>> start
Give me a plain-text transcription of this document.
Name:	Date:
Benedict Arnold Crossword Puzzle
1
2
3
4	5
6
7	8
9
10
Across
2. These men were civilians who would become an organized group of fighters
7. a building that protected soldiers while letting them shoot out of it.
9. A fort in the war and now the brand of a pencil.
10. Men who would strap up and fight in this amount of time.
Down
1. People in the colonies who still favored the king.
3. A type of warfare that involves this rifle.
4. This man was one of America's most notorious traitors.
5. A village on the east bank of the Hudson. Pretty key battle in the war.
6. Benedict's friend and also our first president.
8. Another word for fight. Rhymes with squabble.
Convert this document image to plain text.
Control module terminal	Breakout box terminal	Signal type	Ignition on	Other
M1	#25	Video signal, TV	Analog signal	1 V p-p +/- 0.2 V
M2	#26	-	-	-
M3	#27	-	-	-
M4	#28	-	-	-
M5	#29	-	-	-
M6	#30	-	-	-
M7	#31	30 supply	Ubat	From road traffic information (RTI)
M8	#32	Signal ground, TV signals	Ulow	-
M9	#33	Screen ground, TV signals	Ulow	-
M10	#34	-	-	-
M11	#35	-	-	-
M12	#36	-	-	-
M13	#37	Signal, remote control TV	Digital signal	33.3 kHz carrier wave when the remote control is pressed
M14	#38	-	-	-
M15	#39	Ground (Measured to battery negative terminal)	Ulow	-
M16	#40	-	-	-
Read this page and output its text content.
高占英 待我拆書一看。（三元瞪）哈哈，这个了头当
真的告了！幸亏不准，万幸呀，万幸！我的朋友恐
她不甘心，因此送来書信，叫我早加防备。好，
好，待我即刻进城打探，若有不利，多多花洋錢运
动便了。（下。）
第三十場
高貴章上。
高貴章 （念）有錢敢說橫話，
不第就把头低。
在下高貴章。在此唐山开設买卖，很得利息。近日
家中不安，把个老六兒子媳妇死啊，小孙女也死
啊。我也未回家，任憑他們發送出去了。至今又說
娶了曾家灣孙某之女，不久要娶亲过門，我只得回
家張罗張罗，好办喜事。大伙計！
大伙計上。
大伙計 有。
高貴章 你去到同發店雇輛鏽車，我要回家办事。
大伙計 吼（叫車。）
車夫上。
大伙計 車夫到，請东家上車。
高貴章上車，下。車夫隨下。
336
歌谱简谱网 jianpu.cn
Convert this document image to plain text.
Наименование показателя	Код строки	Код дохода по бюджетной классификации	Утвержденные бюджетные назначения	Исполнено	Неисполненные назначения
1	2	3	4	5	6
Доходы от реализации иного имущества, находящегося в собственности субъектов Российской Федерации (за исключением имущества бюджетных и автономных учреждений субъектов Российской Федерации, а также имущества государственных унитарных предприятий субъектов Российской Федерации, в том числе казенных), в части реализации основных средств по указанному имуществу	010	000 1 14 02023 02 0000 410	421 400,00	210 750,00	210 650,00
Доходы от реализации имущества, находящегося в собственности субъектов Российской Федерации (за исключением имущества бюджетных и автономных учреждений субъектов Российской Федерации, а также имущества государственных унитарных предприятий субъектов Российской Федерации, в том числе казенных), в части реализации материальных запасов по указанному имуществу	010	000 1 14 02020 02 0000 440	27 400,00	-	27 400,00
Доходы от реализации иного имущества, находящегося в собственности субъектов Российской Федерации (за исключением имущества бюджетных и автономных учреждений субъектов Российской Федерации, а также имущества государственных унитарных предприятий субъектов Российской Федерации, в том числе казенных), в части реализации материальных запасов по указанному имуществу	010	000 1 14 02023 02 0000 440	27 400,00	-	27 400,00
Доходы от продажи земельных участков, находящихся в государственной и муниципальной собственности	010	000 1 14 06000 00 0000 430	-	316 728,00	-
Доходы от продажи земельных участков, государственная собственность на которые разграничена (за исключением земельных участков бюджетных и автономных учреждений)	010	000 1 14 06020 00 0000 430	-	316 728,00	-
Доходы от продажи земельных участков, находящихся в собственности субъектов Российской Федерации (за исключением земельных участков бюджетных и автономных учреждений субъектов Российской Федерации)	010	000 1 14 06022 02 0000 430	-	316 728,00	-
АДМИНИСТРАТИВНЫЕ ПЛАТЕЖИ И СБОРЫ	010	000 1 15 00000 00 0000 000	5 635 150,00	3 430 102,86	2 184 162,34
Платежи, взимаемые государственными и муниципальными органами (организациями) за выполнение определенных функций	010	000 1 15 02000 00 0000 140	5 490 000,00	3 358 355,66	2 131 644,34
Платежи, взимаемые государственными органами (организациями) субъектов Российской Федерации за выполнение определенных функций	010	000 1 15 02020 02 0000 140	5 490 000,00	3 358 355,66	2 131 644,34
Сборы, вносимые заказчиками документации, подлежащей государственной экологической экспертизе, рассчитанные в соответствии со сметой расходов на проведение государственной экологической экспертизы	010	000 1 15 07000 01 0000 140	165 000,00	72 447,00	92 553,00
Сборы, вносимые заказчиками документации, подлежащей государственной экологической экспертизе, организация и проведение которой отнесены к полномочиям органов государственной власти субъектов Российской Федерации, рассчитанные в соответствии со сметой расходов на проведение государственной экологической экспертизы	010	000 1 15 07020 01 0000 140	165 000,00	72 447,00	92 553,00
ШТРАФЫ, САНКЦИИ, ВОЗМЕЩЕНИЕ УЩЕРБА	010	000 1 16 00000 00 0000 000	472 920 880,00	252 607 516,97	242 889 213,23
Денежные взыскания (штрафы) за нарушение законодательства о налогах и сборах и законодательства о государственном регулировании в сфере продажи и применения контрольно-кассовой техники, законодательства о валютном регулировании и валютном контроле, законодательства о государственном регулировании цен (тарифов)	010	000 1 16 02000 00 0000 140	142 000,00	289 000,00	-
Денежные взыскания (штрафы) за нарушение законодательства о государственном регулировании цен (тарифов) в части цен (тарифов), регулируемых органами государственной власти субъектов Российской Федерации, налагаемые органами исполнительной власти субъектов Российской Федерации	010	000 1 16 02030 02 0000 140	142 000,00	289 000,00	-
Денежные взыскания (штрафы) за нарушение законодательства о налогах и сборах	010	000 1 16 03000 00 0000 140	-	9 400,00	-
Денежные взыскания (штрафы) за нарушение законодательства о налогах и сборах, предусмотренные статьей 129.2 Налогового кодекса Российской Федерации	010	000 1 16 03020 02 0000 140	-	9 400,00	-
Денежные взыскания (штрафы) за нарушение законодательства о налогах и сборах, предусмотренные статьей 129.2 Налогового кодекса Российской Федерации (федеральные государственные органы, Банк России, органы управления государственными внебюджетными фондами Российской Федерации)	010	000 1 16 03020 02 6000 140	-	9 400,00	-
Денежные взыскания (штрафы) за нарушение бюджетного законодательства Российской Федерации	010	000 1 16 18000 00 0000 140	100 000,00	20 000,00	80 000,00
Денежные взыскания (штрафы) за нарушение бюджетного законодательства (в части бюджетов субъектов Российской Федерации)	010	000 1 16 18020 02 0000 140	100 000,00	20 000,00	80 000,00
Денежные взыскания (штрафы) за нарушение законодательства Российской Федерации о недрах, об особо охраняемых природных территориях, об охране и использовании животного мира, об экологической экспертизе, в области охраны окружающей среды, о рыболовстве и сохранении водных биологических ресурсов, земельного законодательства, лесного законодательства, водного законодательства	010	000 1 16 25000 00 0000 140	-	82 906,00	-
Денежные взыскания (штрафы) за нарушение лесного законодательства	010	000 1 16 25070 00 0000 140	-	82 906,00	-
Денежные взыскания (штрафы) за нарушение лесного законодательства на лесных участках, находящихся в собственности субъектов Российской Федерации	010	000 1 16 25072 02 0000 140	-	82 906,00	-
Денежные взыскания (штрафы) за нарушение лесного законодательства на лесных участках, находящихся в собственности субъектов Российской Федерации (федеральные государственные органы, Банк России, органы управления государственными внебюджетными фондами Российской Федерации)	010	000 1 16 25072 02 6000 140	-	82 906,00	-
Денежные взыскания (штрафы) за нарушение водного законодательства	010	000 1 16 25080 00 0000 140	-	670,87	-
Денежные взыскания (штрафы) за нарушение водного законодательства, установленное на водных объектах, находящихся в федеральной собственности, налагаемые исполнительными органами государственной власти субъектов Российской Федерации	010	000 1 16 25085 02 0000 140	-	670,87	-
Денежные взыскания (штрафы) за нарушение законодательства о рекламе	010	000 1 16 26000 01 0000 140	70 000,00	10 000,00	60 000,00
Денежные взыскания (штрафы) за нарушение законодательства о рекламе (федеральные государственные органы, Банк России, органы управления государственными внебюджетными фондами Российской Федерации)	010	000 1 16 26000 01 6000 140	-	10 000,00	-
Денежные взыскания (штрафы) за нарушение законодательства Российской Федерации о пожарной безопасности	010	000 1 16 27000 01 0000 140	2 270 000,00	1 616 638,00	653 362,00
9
>> end
### Stated exercise
Keep only those lines of the records that hold "определенных", and return them.

### Solved exercise
Платежи, взимаемые государственными и муниципальными органами (организациями) за выполнение определенных функций	010	000 1 15 02000 00 0000 140	5 490 000,00	3 358 355,66	2 131 644,34
Платежи, взимаемые государственными органами (организациями) субъектов Российской Федерации за выполнение определенных функций	010	000 1 15 02020 02 0000 140	5 490 000,00	3 358 355,66	2 131 644,34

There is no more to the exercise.